Reproduce the records below in full and without edits, omitting images.

— DATA FOR THIS EXERCISE —
---*---
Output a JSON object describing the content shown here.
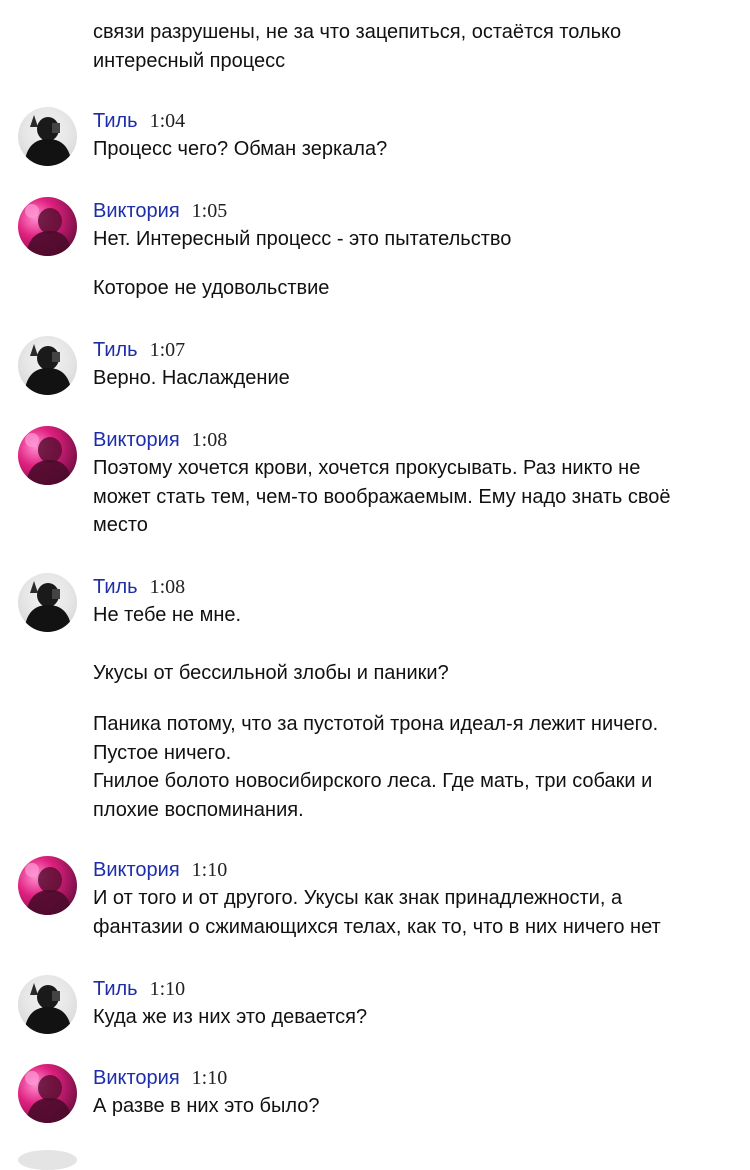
{
  "continuation": {
    "lines": [
      "связи разрушены, не за что зацепиться, остаётся только",
      "интересный процесс"
    ]
  },
  "messages": [
    {
      "author": "Тиль",
      "time": "1:04",
      "avatar_icon": "user-avatar-icon",
      "paragraphs": [
        [
          "Процесс чего? Обман зеркала?"
        ]
      ]
    },
    {
      "author": "Виктория",
      "time": "1:05",
      "avatar_icon": "user-avatar-icon",
      "paragraphs": [
        [
          "Нет. Интересный процесс - это пытательство"
        ],
        [
          "Которое не удовольствие"
        ]
      ]
    },
    {
      "author": "Тиль",
      "time": "1:07",
      "avatar_icon": "user-avatar-icon",
      "paragraphs": [
        [
          "Верно. Наслаждение"
        ]
      ]
    },
    {
      "author": "Виктория",
      "time": "1:08",
      "avatar_icon": "user-avatar-icon",
      "paragraphs": [
        [
          "Поэтому хочется крови, хочется прокусывать. Раз никто не",
          "может стать тем, чем-то воображаемым. Ему надо знать своё",
          "место"
        ]
      ]
    },
    {
      "author": "Тиль",
      "time": "1:08",
      "avatar_icon": "user-avatar-icon",
      "paragraphs": [
        [
          "Не тебе не мне."
        ],
        [
          "Укусы от бессильной злобы и паники?"
        ],
        [
          "Паника потому, что за пустотой трона идеал-я лежит ничего.",
          "Пустое ничего.",
          "Гнилое болото новосибирского леса. Где мать, три собаки и",
          "плохие воспоминания."
        ]
      ]
    },
    {
      "author": "Виктория",
      "time": "1:10",
      "avatar_icon": "user-avatar-icon",
      "paragraphs": [
        [
          "И от того и от другого. Укусы как знак принадлежности, а",
          "фантазии о сжимающихся телах, как то, что в них ничего нет"
        ]
      ]
    },
    {
      "author": "Тиль",
      "time": "1:10",
      "avatar_icon": "user-avatar-icon",
      "paragraphs": [
        [
          "Куда же из них это девается?"
        ]
      ]
    },
    {
      "author": "Виктория",
      "time": "1:10",
      "avatar_icon": "user-avatar-icon",
      "paragraphs": [
        [
          "А разве в них это было?"
        ]
      ]
    }
  ],
  "colors": {
    "author_name": "#1d2ea8",
    "text": "#111111",
    "background": "#ffffff",
    "avatar_til": "#1a1a1a",
    "avatar_viktoria": "#e0207f"
  }
}
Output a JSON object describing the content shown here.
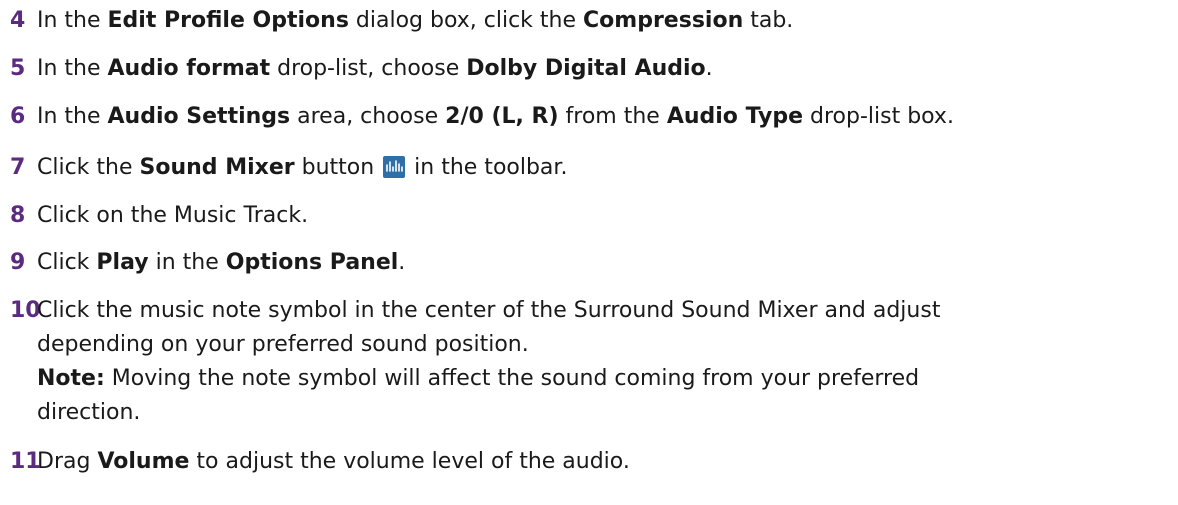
{
  "steps": [
    {
      "num": "4",
      "t1": "In the ",
      "b1": "Edit Profile Options",
      "t2": " dialog box, click the ",
      "b2": "Compression",
      "t3": " tab."
    },
    {
      "num": "5",
      "t1": "In the ",
      "b1": "Audio format",
      "t2": " drop-list, choose ",
      "b2": "Dolby Digital Audio",
      "t3": "."
    },
    {
      "num": "6",
      "t1": "In the ",
      "b1": "Audio Settings",
      "t2": " area, choose ",
      "b2": "2/0 (L, R)",
      "t3": " from the ",
      "b3": "Audio Type",
      "t4": " drop-list box."
    },
    {
      "num": "7",
      "t1": "Click the ",
      "b1": "Sound Mixer",
      "t2": " button ",
      "t3": " in the toolbar."
    },
    {
      "num": "8",
      "t1": "Click on the Music Track."
    },
    {
      "num": "9",
      "t1": "Click ",
      "b1": "Play",
      "t2": " in the ",
      "b2": "Options Panel",
      "t3": "."
    },
    {
      "num": "10",
      "t1": "Click the music note symbol in the center of the Surround Sound Mixer and adjust",
      "t2": "depending on your preferred sound position.",
      "note_label": "Note:",
      "note_text": "  Moving the note symbol will affect the sound coming from your preferred",
      "note_text2": "direction."
    },
    {
      "num": "11",
      "t1": "Drag ",
      "b1": "Volume",
      "t2": " to adjust the volume level of the audio."
    }
  ],
  "icons": {
    "sound_mixer": "sound-mixer-icon"
  },
  "colors": {
    "step_number": "#5b2b7f",
    "icon_bg": "#2f6fa8"
  }
}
---*---
— THE RESPONSE —
Output a JSON object describing the content shown here.
{
  "continuation": {
    "lines": [
      "связи разрушены, не за что зацепиться, остаётся только",
      "интересный процесс"
    ]
  },
  "messages": [
    {
      "author": "Тиль",
      "time": "1:04",
      "avatar_icon": "user-avatar-icon",
      "paragraphs": [
        [
          "Процесс чего? Обман зеркала?"
        ]
      ]
    },
    {
      "author": "Виктория",
      "time": "1:05",
      "avatar_icon": "user-avatar-icon",
      "paragraphs": [
        [
          "Нет. Интересный процесс - это пытательство"
        ],
        [
          "Которое не удовольствие"
        ]
      ]
    },
    {
      "author": "Тиль",
      "time": "1:07",
      "avatar_icon": "user-avatar-icon",
      "paragraphs": [
        [
          "Верно. Наслаждение"
        ]
      ]
    },
    {
      "author": "Виктория",
      "time": "1:08",
      "avatar_icon": "user-avatar-icon",
      "paragraphs": [
        [
          "Поэтому хочется крови, хочется прокусывать. Раз никто не",
          "может стать тем, чем-то воображаемым. Ему надо знать своё",
          "место"
        ]
      ]
    },
    {
      "author": "Тиль",
      "time": "1:08",
      "avatar_icon": "user-avatar-icon",
      "paragraphs": [
        [
          "Не тебе не мне."
        ],
        [
          "Укусы от бессильной злобы и паники?"
        ],
        [
          "Паника потому, что за пустотой трона идеал-я лежит ничего.",
          "Пустое ничего.",
          "Гнилое болото новосибирского леса. Где мать, три собаки и",
          "плохие воспоминания."
        ]
      ]
    },
    {
      "author": "Виктория",
      "time": "1:10",
      "avatar_icon": "user-avatar-icon",
      "paragraphs": [
        [
          "И от того и от другого. Укусы как знак принадлежности, а",
          "фантазии о сжимающихся телах, как то, что в них ничего нет"
        ]
      ]
    },
    {
      "author": "Тиль",
      "time": "1:10",
      "avatar_icon": "user-avatar-icon",
      "paragraphs": [
        [
          "Куда же из них это девается?"
        ]
      ]
    },
    {
      "author": "Виктория",
      "time": "1:10",
      "avatar_icon": "user-avatar-icon",
      "paragraphs": [
        [
          "А разве в них это было?"
        ]
      ]
    }
  ],
  "colors": {
    "author_name": "#1d2ea8",
    "text": "#111111",
    "background": "#ffffff",
    "avatar_til": "#1a1a1a",
    "avatar_viktoria": "#e0207f"
  }
}
Output a JSON object describing the content shown here.
{
  "steps": [
    {
      "num": "4",
      "t1": "In the ",
      "b1": "Edit Profile Options",
      "t2": " dialog box, click the ",
      "b2": "Compression",
      "t3": " tab."
    },
    {
      "num": "5",
      "t1": "In the ",
      "b1": "Audio format",
      "t2": " drop-list, choose ",
      "b2": "Dolby Digital Audio",
      "t3": "."
    },
    {
      "num": "6",
      "t1": "In the ",
      "b1": "Audio Settings",
      "t2": " area, choose ",
      "b2": "2/0 (L, R)",
      "t3": " from the ",
      "b3": "Audio Type",
      "t4": " drop-list box."
    },
    {
      "num": "7",
      "t1": "Click the ",
      "b1": "Sound Mixer",
      "t2": " button ",
      "t3": " in the toolbar."
    },
    {
      "num": "8",
      "t1": "Click on the Music Track."
    },
    {
      "num": "9",
      "t1": "Click ",
      "b1": "Play",
      "t2": " in the ",
      "b2": "Options Panel",
      "t3": "."
    },
    {
      "num": "10",
      "t1": "Click the music note symbol in the center of the Surround Sound Mixer and adjust",
      "t2": "depending on your preferred sound position.",
      "note_label": "Note:",
      "note_text": "  Moving the note symbol will affect the sound coming from your preferred",
      "note_text2": "direction."
    },
    {
      "num": "11",
      "t1": "Drag ",
      "b1": "Volume",
      "t2": " to adjust the volume level of the audio."
    }
  ],
  "icons": {
    "sound_mixer": "sound-mixer-icon"
  },
  "colors": {
    "step_number": "#5b2b7f",
    "icon_bg": "#2f6fa8"
  }
}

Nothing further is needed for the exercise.